Copy, from the entries below, each line in which the string "content" appears.

* * * *

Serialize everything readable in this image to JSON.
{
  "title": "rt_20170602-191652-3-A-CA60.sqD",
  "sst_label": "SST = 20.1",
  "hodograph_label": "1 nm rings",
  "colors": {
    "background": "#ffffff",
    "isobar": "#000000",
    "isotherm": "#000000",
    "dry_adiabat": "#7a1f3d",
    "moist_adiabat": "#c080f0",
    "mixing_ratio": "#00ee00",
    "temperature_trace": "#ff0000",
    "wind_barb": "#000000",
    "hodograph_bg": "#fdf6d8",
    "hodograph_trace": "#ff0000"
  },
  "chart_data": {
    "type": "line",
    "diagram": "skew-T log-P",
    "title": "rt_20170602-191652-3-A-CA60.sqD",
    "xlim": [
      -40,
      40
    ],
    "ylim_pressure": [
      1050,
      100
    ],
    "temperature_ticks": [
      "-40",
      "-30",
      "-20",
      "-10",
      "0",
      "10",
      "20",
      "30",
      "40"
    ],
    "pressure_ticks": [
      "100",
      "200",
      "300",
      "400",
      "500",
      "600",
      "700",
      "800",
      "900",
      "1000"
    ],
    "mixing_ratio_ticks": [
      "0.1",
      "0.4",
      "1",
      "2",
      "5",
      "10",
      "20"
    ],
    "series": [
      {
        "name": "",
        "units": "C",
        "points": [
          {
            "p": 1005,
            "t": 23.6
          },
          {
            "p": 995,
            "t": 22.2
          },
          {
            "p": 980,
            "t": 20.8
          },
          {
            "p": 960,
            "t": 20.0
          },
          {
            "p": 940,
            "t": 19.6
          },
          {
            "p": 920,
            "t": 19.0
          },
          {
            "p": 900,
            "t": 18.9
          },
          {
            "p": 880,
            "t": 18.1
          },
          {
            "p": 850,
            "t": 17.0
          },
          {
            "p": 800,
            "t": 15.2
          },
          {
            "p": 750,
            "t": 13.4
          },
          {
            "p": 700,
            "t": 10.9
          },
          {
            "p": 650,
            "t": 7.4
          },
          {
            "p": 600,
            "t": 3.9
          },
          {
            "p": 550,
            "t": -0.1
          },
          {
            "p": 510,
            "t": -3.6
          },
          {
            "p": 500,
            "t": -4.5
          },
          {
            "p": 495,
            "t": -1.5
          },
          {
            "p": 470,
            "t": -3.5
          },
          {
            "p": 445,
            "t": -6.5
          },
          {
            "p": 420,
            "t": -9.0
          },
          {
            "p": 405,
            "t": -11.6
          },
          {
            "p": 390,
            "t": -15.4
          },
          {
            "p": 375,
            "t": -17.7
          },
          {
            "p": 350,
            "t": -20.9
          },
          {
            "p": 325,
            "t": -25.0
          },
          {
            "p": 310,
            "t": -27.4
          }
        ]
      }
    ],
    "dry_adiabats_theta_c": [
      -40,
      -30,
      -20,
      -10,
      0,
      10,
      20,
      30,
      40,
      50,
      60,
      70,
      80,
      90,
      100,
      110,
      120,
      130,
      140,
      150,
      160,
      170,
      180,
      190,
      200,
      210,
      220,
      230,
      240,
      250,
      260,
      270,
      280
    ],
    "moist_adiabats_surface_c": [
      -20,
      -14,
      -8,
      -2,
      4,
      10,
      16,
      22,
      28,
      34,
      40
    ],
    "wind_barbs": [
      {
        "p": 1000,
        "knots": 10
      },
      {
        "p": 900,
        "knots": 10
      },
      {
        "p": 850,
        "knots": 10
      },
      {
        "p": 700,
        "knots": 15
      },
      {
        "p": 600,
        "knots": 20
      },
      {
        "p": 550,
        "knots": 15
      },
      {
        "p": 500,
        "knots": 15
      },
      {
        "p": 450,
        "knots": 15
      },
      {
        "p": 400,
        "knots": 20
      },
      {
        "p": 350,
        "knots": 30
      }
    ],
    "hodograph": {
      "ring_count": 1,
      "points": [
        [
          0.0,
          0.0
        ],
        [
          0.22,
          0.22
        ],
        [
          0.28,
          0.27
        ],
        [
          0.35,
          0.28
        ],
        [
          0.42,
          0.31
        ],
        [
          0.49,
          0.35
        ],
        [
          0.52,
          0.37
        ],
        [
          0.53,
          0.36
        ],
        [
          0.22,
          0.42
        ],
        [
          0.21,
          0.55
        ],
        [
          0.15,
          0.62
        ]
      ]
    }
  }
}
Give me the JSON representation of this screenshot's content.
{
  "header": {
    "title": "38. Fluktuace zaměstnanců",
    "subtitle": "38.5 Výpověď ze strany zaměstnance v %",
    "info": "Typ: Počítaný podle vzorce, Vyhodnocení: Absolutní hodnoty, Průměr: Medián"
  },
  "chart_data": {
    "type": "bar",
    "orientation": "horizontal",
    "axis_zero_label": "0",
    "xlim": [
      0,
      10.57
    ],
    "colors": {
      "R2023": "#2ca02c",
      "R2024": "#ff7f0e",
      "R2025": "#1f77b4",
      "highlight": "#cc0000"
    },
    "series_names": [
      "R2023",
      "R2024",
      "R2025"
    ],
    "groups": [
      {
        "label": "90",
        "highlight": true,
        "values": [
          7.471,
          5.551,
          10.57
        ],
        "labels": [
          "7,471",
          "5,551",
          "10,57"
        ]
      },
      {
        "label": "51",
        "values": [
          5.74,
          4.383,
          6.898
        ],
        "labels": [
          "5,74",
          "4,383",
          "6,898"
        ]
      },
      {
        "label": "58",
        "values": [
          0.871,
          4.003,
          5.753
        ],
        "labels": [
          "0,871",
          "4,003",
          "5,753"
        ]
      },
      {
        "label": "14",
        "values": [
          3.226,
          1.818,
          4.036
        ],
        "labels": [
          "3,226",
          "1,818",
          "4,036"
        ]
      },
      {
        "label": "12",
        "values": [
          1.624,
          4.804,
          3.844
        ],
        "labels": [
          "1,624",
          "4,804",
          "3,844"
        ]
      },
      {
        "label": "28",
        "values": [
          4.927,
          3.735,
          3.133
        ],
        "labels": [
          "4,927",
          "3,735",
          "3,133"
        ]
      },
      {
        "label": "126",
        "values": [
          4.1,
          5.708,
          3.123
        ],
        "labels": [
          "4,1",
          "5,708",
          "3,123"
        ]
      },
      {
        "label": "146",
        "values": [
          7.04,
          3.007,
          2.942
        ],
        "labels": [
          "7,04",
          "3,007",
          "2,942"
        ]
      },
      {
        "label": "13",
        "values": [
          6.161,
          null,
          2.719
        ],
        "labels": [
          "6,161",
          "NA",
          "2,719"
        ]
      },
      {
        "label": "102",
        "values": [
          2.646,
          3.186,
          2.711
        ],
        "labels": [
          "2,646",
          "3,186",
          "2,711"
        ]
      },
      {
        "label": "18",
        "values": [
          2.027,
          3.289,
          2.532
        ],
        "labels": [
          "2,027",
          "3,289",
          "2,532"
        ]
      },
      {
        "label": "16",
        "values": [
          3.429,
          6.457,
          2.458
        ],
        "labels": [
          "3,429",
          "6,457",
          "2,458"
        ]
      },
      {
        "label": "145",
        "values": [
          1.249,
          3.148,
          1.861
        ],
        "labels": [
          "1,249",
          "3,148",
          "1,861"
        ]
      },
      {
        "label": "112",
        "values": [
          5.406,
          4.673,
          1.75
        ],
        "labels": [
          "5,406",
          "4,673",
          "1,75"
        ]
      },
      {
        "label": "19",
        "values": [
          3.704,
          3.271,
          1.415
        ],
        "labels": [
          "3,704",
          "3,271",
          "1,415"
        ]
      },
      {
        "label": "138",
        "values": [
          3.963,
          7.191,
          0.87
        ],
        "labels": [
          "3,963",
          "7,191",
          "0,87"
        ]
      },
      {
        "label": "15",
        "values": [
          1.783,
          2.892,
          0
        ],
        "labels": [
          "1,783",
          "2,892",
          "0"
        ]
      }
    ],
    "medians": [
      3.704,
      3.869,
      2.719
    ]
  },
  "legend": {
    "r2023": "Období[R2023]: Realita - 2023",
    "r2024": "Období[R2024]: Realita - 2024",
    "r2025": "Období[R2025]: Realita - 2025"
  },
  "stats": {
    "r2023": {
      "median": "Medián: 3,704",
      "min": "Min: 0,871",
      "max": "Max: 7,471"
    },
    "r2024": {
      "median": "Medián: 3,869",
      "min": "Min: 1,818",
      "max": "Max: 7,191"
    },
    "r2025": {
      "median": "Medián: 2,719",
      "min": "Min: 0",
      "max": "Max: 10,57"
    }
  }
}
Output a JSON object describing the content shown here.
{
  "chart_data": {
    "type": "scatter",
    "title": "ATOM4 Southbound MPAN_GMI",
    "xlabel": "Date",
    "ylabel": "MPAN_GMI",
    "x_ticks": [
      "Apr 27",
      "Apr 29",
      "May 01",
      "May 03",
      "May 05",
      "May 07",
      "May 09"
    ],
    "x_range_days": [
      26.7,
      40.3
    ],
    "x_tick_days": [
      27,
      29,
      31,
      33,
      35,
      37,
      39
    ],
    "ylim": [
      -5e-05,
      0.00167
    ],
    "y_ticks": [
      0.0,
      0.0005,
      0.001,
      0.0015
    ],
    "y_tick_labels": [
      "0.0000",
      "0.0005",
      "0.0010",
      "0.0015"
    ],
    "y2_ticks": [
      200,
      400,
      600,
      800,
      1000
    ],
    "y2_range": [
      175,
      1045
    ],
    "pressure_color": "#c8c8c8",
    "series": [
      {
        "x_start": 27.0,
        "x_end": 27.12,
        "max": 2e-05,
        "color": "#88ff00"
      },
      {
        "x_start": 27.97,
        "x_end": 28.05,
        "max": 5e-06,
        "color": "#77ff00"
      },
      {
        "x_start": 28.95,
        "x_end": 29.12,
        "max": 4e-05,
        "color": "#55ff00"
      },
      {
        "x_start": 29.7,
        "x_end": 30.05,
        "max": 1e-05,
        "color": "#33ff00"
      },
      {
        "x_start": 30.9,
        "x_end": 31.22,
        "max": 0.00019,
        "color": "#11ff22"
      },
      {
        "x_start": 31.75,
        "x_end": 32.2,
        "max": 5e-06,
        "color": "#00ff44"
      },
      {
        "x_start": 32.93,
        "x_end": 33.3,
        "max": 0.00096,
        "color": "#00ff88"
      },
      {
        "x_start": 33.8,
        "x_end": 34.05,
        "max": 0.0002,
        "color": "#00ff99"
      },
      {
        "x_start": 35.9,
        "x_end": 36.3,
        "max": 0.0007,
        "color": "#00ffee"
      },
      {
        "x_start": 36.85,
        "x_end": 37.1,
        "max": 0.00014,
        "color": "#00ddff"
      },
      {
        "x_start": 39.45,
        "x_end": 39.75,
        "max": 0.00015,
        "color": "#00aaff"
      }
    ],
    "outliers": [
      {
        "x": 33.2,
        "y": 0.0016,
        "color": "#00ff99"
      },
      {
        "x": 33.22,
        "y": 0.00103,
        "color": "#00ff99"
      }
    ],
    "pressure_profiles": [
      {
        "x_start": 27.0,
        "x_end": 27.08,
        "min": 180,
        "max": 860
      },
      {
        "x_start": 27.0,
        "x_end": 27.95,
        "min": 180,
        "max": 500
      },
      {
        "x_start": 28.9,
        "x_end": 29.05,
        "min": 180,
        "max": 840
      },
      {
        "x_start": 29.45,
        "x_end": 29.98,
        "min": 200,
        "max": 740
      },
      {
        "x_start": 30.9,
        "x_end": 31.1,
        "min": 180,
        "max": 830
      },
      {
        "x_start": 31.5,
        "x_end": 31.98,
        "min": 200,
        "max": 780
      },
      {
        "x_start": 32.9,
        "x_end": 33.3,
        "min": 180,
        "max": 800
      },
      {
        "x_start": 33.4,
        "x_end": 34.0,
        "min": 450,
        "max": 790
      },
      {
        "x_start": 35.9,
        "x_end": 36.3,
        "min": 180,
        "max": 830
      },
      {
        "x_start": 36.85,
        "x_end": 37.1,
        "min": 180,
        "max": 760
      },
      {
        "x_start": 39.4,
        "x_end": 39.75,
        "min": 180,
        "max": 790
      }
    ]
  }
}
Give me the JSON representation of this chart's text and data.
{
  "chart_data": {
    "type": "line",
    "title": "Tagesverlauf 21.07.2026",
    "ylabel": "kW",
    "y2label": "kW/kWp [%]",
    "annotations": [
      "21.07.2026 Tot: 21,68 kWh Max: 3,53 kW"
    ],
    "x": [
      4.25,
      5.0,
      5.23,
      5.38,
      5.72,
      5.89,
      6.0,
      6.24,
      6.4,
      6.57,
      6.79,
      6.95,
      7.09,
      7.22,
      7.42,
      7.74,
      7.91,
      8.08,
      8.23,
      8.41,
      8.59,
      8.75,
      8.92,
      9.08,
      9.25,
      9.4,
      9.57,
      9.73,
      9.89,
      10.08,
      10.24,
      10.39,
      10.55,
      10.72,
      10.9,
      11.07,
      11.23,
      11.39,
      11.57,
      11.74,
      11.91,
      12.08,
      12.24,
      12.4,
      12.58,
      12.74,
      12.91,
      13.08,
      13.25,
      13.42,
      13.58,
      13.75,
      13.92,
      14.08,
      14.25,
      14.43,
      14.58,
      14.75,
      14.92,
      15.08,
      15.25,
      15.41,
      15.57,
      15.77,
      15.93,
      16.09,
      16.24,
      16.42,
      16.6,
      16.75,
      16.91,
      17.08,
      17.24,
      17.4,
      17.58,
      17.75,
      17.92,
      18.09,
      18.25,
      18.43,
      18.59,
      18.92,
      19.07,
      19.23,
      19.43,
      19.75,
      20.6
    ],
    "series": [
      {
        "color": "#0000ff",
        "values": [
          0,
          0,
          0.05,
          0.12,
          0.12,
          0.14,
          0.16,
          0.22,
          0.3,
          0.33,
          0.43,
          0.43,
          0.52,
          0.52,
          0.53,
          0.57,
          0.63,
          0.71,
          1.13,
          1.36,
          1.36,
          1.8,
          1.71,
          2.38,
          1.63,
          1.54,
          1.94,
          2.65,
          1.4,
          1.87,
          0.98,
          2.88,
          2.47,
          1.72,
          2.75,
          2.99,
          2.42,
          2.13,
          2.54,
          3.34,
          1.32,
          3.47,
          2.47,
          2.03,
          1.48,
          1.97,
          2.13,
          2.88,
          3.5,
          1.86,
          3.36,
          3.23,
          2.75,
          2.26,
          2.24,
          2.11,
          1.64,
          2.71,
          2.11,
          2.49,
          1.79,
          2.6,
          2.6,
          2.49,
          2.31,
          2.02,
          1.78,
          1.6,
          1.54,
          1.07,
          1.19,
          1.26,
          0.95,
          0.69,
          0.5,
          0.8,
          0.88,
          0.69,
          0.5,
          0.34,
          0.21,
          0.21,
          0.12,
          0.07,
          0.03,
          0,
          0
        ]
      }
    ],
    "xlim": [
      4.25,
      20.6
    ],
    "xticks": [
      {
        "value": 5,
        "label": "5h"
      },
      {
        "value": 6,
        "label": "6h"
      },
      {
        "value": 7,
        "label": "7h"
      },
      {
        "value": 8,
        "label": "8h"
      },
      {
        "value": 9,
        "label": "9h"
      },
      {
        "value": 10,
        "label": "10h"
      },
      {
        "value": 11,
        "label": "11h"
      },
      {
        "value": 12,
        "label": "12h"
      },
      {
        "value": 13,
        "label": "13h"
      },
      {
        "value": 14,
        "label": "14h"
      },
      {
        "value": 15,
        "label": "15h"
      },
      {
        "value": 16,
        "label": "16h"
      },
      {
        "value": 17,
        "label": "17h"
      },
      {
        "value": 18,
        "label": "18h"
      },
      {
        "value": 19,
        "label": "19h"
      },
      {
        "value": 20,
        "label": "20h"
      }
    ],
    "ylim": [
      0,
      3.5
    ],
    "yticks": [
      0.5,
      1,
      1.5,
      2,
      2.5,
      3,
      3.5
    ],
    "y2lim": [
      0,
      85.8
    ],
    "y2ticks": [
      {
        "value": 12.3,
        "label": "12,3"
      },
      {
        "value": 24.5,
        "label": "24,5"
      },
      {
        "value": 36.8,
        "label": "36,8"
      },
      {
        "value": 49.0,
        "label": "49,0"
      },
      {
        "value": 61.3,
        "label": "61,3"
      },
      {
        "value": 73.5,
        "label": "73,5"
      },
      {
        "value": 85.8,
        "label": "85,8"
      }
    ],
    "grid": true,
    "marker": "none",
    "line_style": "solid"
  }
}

* * * *

§ **TASK ANSWER**:
Give me the JSON representation of this screenshot's content.
Output a JSON object describing the content shown here.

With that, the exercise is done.